— AIM —
Restate all of the data exactly.
- - -
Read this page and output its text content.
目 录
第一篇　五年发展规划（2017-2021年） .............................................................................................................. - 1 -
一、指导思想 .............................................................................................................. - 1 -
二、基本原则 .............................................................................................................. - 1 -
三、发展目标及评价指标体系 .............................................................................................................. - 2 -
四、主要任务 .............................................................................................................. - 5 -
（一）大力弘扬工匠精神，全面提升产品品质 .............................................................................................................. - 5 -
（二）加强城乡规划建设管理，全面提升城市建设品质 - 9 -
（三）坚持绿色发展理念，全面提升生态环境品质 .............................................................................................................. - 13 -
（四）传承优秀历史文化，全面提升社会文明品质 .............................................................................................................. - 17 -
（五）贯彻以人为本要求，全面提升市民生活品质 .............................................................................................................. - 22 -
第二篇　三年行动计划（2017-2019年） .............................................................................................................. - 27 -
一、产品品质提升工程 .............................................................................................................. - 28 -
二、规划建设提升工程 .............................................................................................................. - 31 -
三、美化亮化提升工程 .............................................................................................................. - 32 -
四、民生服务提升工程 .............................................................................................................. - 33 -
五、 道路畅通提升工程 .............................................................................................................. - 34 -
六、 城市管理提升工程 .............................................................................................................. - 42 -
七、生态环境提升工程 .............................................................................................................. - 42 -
- - -
— REPLY —
Read this page and output its text content.
目 录
第一篇　五年发展规划（2017-2021年） .............................................................................................................. - 1 -
一、指导思想 .............................................................................................................. - 1 -
二、基本原则 .............................................................................................................. - 1 -
三、发展目标及评价指标体系 .............................................................................................................. - 2 -
四、主要任务 .............................................................................................................. - 5 -
（一）大力弘扬工匠精神，全面提升产品品质 .............................................................................................................. - 5 -
（二）加强城乡规划建设管理，全面提升城市建设品质 - 9 -
（三）坚持绿色发展理念，全面提升生态环境品质 .............................................................................................................. - 13 -
（四）传承优秀历史文化，全面提升社会文明品质 .............................................................................................................. - 17 -
（五）贯彻以人为本要求，全面提升市民生活品质 .............................................................................................................. - 22 -
第二篇　三年行动计划（2017-2019年） .............................................................................................................. - 27 -
一、产品品质提升工程 .............................................................................................................. - 28 -
二、规划建设提升工程 .............................................................................................................. - 31 -
三、美化亮化提升工程 .............................................................................................................. - 32 -
四、民生服务提升工程 .............................................................................................................. - 33 -
五、 道路畅通提升工程 .............................................................................................................. - 34 -
六、 城市管理提升工程 .............................................................................................................. - 42 -
七、生态环境提升工程 .............................................................................................................. - 42 -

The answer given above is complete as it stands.